[Given request] Every record must appear in your copy exactly as written, with no pictures.

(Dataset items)
==============================

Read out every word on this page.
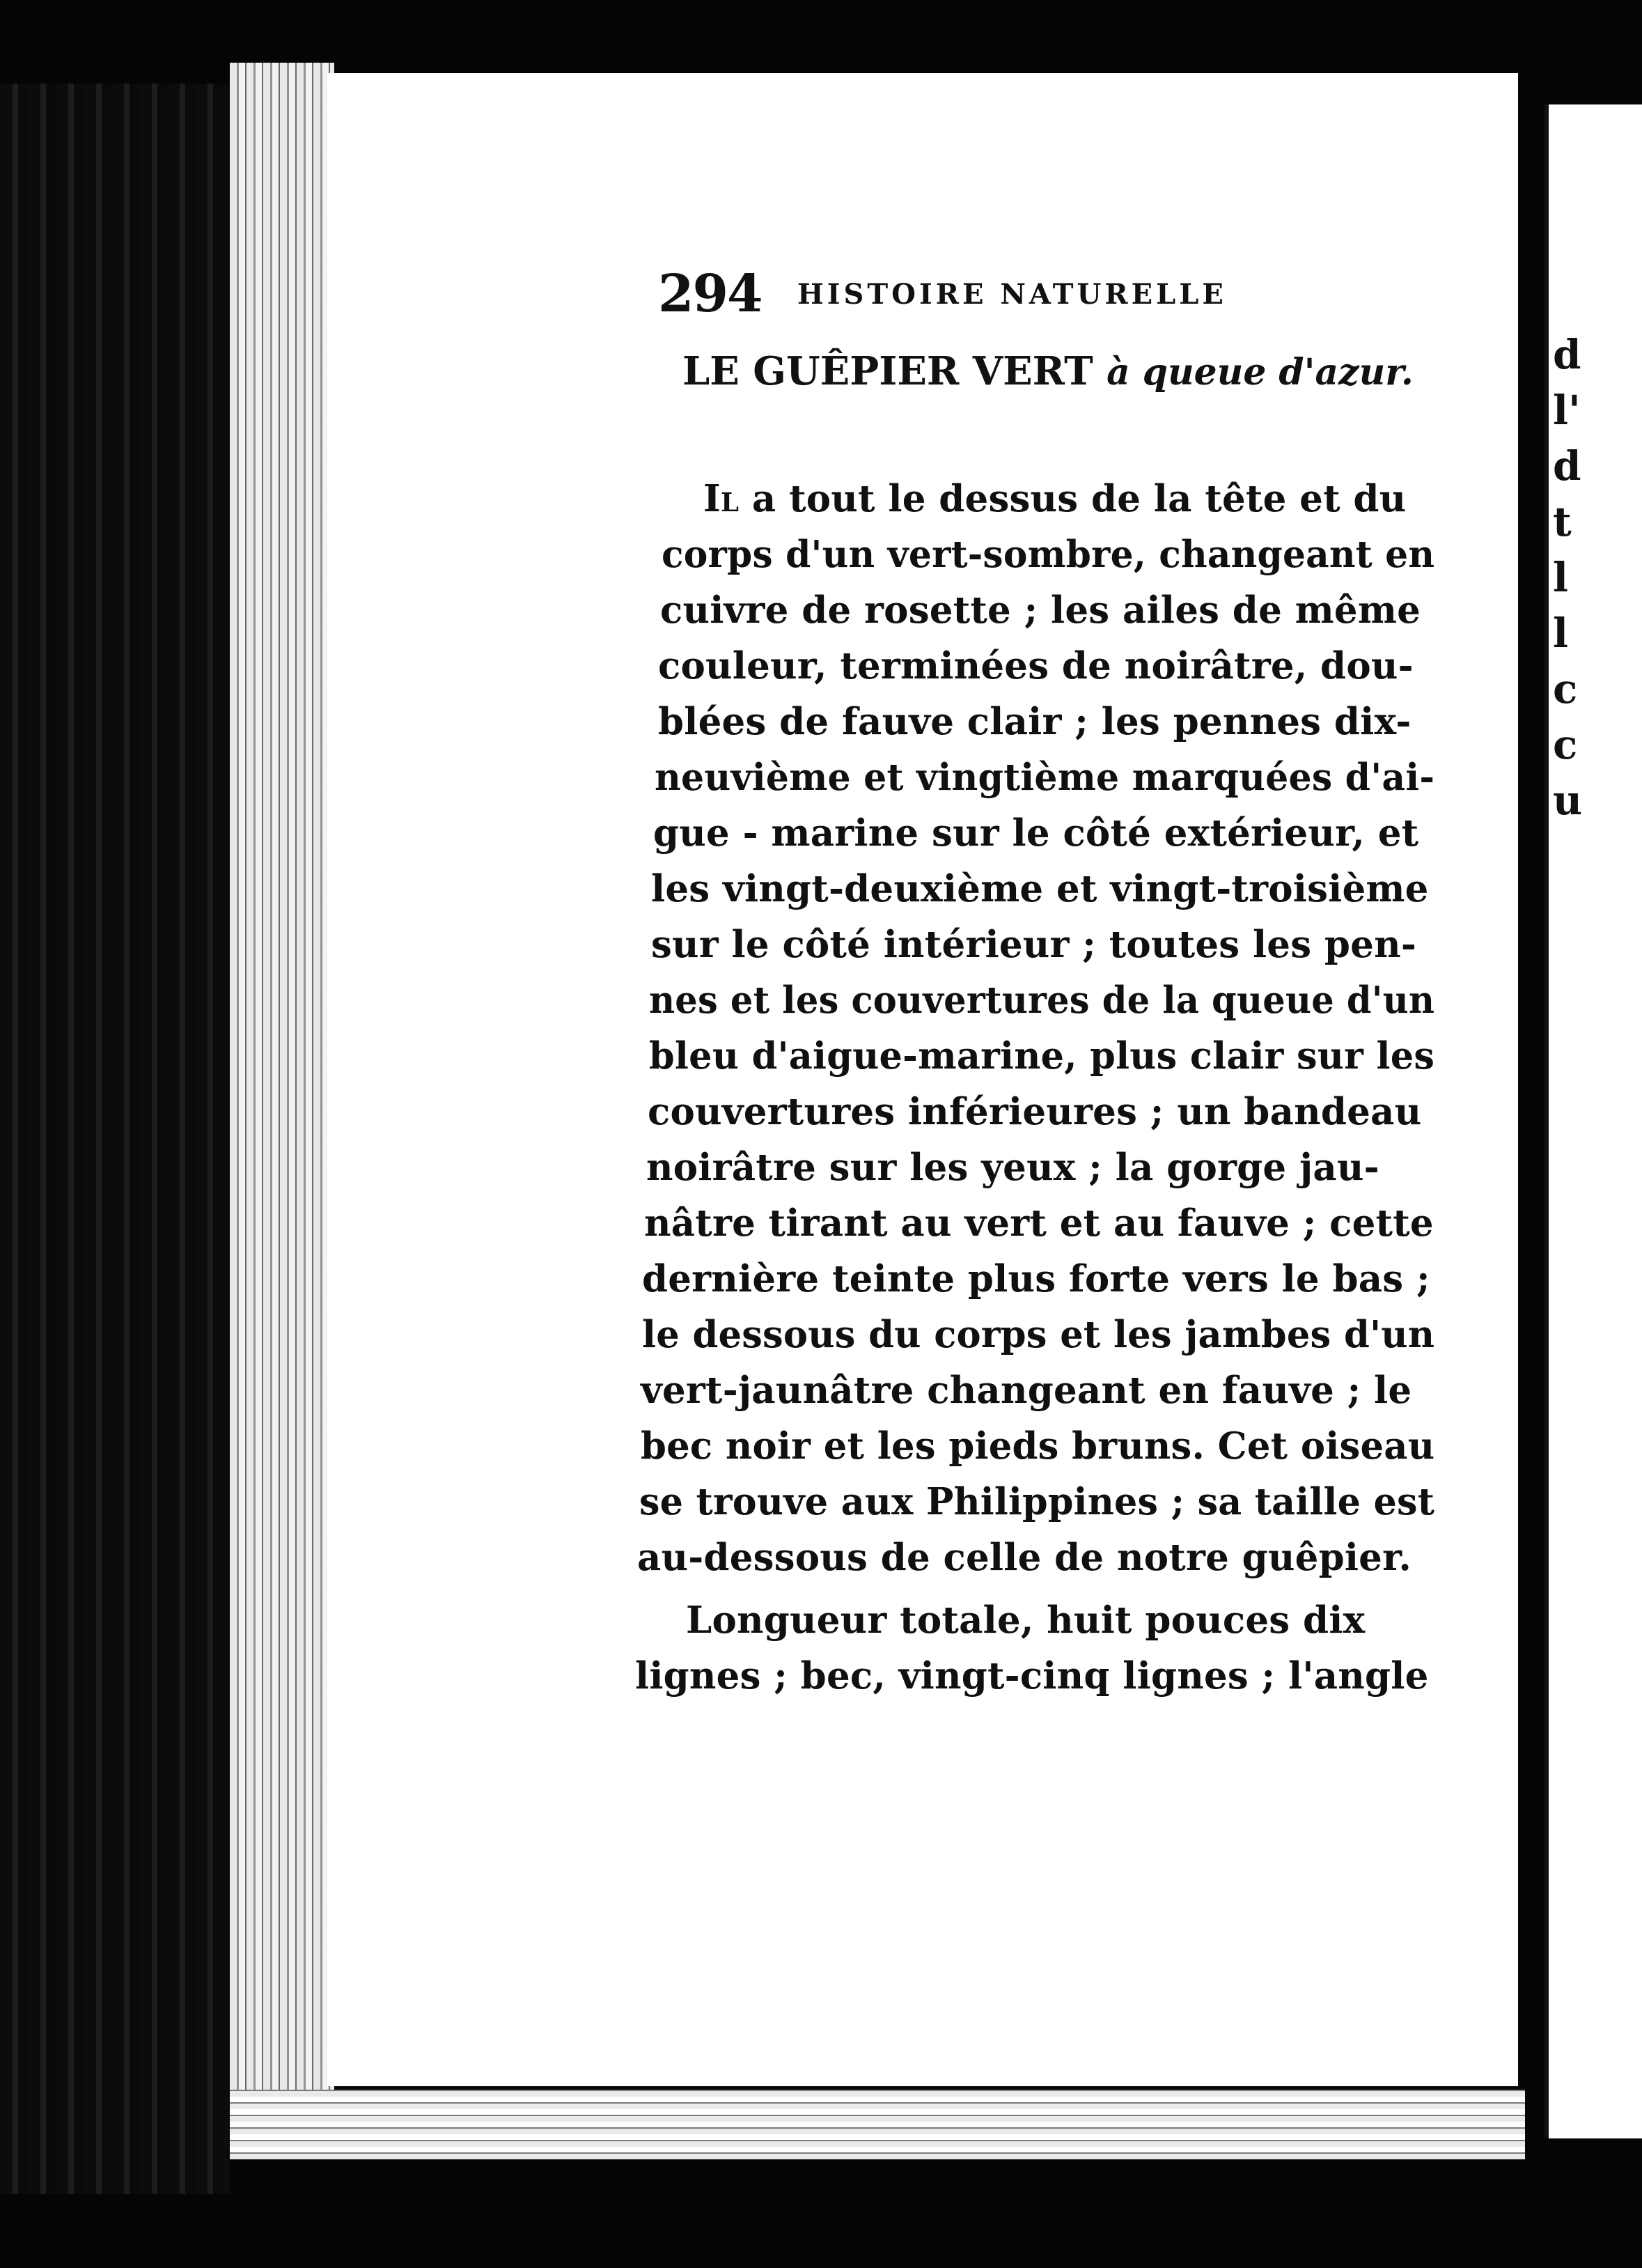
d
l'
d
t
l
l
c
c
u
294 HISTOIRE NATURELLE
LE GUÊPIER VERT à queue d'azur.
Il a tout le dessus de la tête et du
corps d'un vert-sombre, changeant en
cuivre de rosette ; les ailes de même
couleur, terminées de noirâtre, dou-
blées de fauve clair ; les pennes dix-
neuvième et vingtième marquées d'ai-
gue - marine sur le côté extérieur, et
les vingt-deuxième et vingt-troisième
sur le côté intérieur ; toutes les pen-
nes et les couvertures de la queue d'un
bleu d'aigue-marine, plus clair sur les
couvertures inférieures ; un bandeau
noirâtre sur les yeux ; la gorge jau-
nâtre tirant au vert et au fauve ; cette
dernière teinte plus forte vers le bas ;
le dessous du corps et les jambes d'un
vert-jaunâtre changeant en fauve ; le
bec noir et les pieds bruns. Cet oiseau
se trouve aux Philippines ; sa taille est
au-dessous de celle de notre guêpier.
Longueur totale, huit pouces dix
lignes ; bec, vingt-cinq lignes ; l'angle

==============================

[Answer to this task]
Read out every word on this page.
d
l'
d
t
l
l
c
c
u
294 HISTOIRE NATURELLE
LE GUÊPIER VERT à queue d'azur.
Il a tout le dessus de la tête et du
corps d'un vert-sombre, changeant en
cuivre de rosette ; les ailes de même
couleur, terminées de noirâtre, dou-
blées de fauve clair ; les pennes dix-
neuvième et vingtième marquées d'ai-
gue - marine sur le côté extérieur, et
les vingt-deuxième et vingt-troisième
sur le côté intérieur ; toutes les pen-
nes et les couvertures de la queue d'un
bleu d'aigue-marine, plus clair sur les
couvertures inférieures ; un bandeau
noirâtre sur les yeux ; la gorge jau-
nâtre tirant au vert et au fauve ; cette
dernière teinte plus forte vers le bas ;
le dessous du corps et les jambes d'un
vert-jaunâtre changeant en fauve ; le
bec noir et les pieds bruns. Cet oiseau
se trouve aux Philippines ; sa taille est
au-dessous de celle de notre guêpier.
Longueur totale, huit pouces dix
lignes ; bec, vingt-cinq lignes ; l'angle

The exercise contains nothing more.